**Do this:** Repeat all the material exactly; pictures stay out of your copy.

**Given information:**
>>

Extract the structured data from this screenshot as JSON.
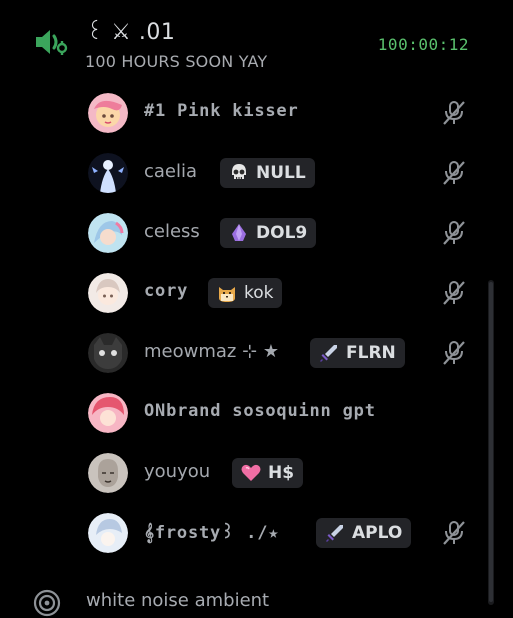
{
  "channel": {
    "name": "꒰ ⚔ .01",
    "status": "100 HOURS SOON YAY",
    "timer": "100:00:12"
  },
  "members": [
    {
      "name": "#1 Pink kisser",
      "tag": null,
      "muted": true
    },
    {
      "name": "caelia",
      "tag": {
        "emoji": "skull",
        "label": "NULL"
      },
      "muted": true
    },
    {
      "name": "celess",
      "tag": {
        "emoji": "purple-crystal",
        "label": "DOL9"
      },
      "muted": true
    },
    {
      "name": "cory",
      "tag": {
        "emoji": "cat-face",
        "label": "kok"
      },
      "muted": true
    },
    {
      "name": "meowmaz ⊹ ★",
      "tag": {
        "emoji": "sword",
        "label": "FLRN"
      },
      "muted": true
    },
    {
      "name": "ONbrand sosoquinn gpt",
      "tag": null,
      "muted": false
    },
    {
      "name": "youyou",
      "tag": {
        "emoji": "pink-heart",
        "label": "H$"
      },
      "muted": false
    },
    {
      "name": "𝄞frosty꒱ ./★",
      "tag": {
        "emoji": "sword",
        "label": "APLO"
      },
      "muted": true
    }
  ],
  "next_channel": {
    "name": "white noise ambient"
  },
  "colors": {
    "background": "#000000",
    "timer": "#5ac06d",
    "voice_icon": "#3ba55c",
    "tag_background": "#232428",
    "muted_icon": "#8e9297"
  }
}
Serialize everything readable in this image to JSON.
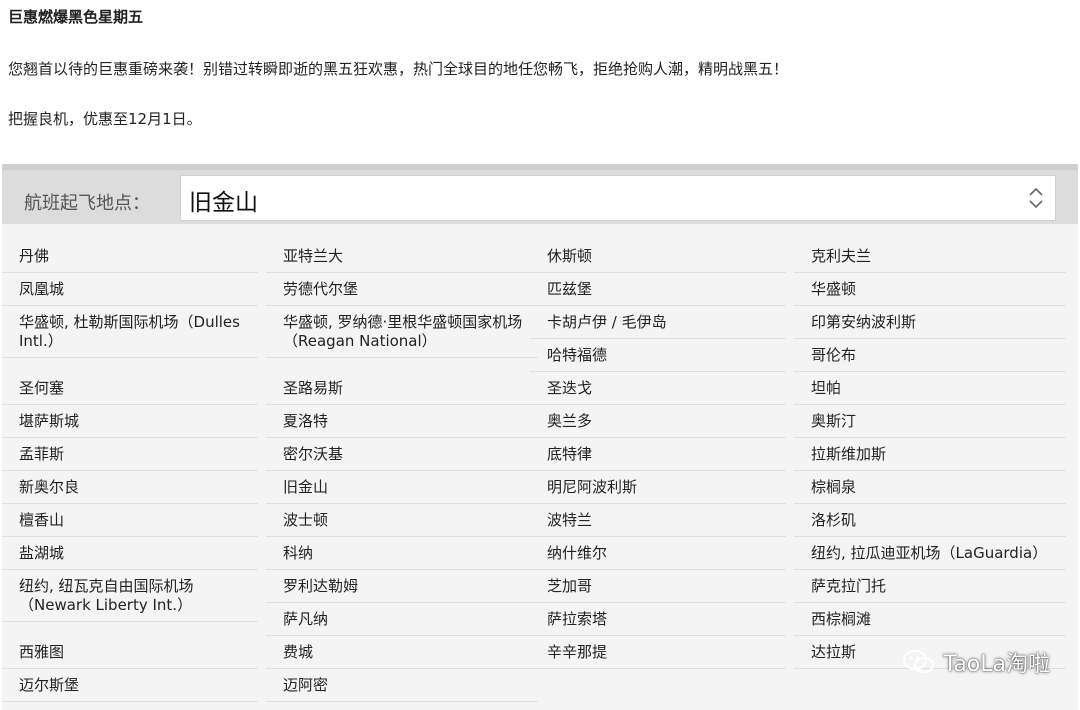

<<

**Finished exercise:**
Extract the structured data from this screenshot as JSON.
{
  "channel": {
    "name": "꒰ ⚔ .01",
    "status": "100 HOURS SOON YAY",
    "timer": "100:00:12"
  },
  "members": [
    {
      "name": "#1 Pink kisser",
      "tag": null,
      "muted": true
    },
    {
      "name": "caelia",
      "tag": {
        "emoji": "skull",
        "label": "NULL"
      },
      "muted": true
    },
    {
      "name": "celess",
      "tag": {
        "emoji": "purple-crystal",
        "label": "DOL9"
      },
      "muted": true
    },
    {
      "name": "cory",
      "tag": {
        "emoji": "cat-face",
        "label": "kok"
      },
      "muted": true
    },
    {
      "name": "meowmaz ⊹ ★",
      "tag": {
        "emoji": "sword",
        "label": "FLRN"
      },
      "muted": true
    },
    {
      "name": "ONbrand sosoquinn gpt",
      "tag": null,
      "muted": false
    },
    {
      "name": "youyou",
      "tag": {
        "emoji": "pink-heart",
        "label": "H$"
      },
      "muted": false
    },
    {
      "name": "𝄞frosty꒱ ./★",
      "tag": {
        "emoji": "sword",
        "label": "APLO"
      },
      "muted": true
    }
  ],
  "next_channel": {
    "name": "white noise ambient"
  },
  "colors": {
    "background": "#000000",
    "timer": "#5ac06d",
    "voice_icon": "#3ba55c",
    "tag_background": "#232428",
    "muted_icon": "#8e9297"
  }
}
Serialize everything readable in this image to JSON.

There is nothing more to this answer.